### YOUR INSTRUCTIONS
Using the data below, copy each line that includes the word "Output".

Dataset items
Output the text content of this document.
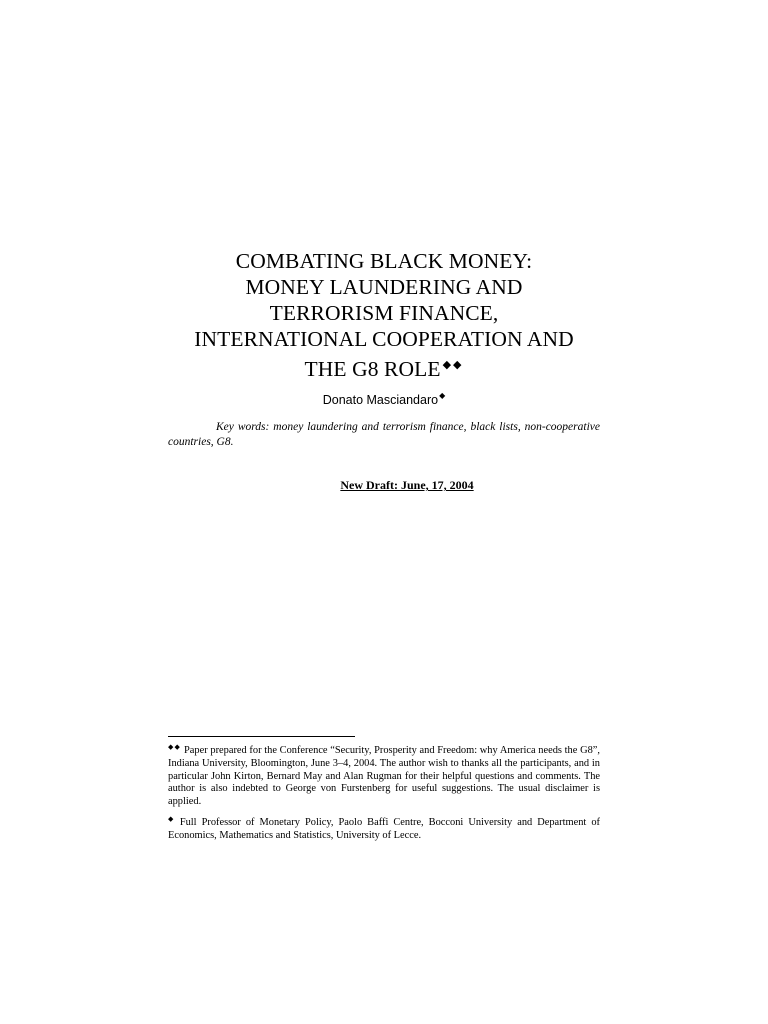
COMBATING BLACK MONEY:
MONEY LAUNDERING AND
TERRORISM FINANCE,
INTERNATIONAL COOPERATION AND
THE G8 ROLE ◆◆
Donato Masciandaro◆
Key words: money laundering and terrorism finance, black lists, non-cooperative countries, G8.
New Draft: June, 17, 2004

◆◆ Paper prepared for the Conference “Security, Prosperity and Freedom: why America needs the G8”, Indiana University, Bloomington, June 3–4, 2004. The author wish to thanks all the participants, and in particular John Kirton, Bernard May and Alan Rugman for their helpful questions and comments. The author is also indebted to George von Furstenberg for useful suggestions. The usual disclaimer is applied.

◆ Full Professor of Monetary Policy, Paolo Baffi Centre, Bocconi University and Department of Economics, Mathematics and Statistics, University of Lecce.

* * *

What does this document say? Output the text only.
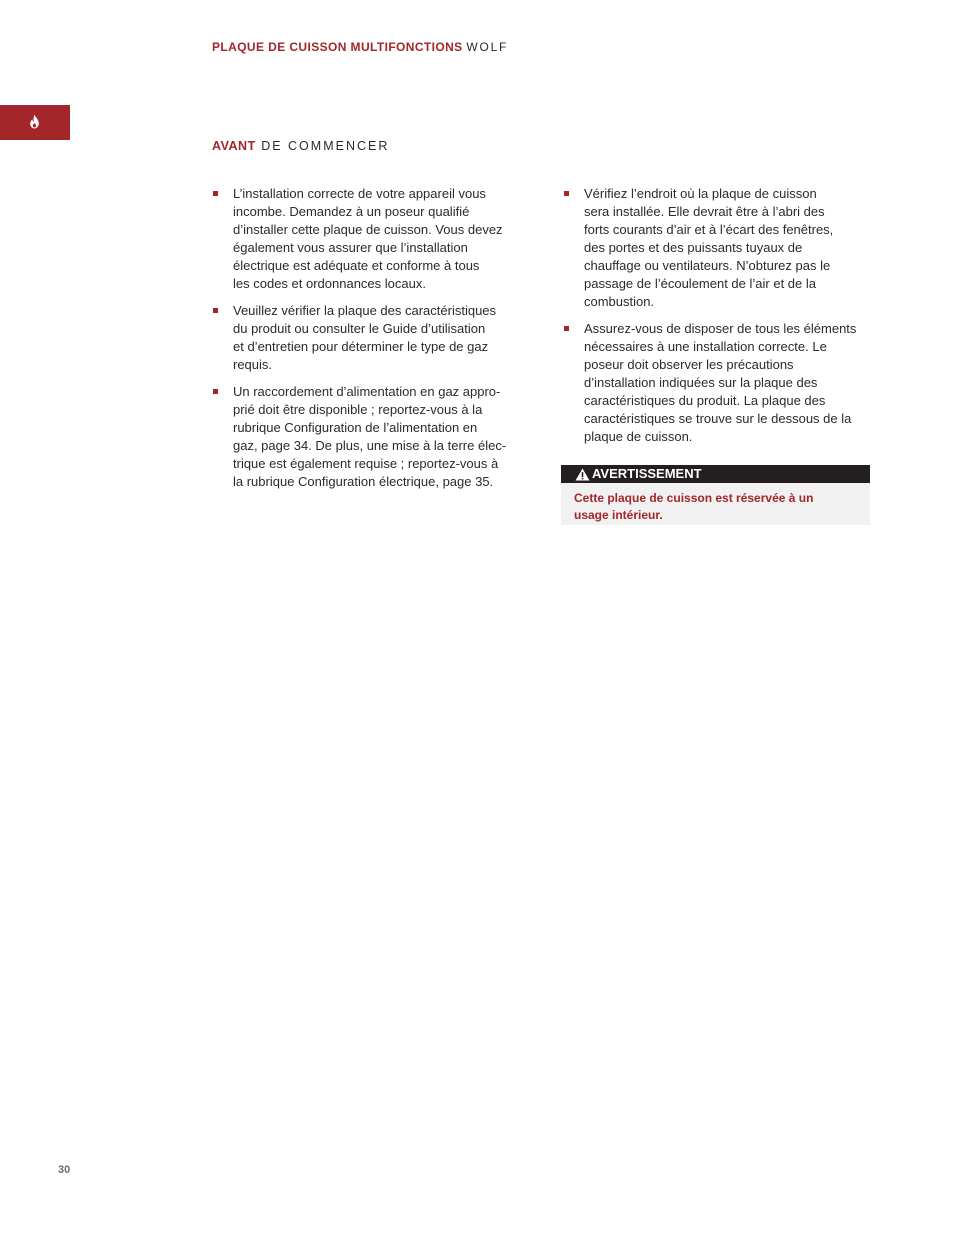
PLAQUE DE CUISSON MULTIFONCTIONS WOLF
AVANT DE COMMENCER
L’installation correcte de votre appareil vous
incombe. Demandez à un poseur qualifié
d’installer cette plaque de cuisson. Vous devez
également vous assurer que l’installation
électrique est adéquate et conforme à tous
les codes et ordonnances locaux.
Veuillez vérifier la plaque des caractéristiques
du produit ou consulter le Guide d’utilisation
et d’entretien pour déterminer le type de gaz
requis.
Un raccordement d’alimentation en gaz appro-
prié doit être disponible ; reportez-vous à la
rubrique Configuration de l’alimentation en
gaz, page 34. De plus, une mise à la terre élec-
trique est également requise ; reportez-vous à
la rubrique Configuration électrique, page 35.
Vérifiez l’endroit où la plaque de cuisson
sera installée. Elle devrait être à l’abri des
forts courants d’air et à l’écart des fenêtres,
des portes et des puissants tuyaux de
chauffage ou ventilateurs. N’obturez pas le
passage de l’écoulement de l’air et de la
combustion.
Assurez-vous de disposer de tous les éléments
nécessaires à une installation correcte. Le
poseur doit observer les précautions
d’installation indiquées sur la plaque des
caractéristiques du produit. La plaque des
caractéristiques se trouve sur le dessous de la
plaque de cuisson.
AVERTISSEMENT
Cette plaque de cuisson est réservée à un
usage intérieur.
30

### FULL RESPONSE
Output the text content of this document.
What does this document say? Output the text only.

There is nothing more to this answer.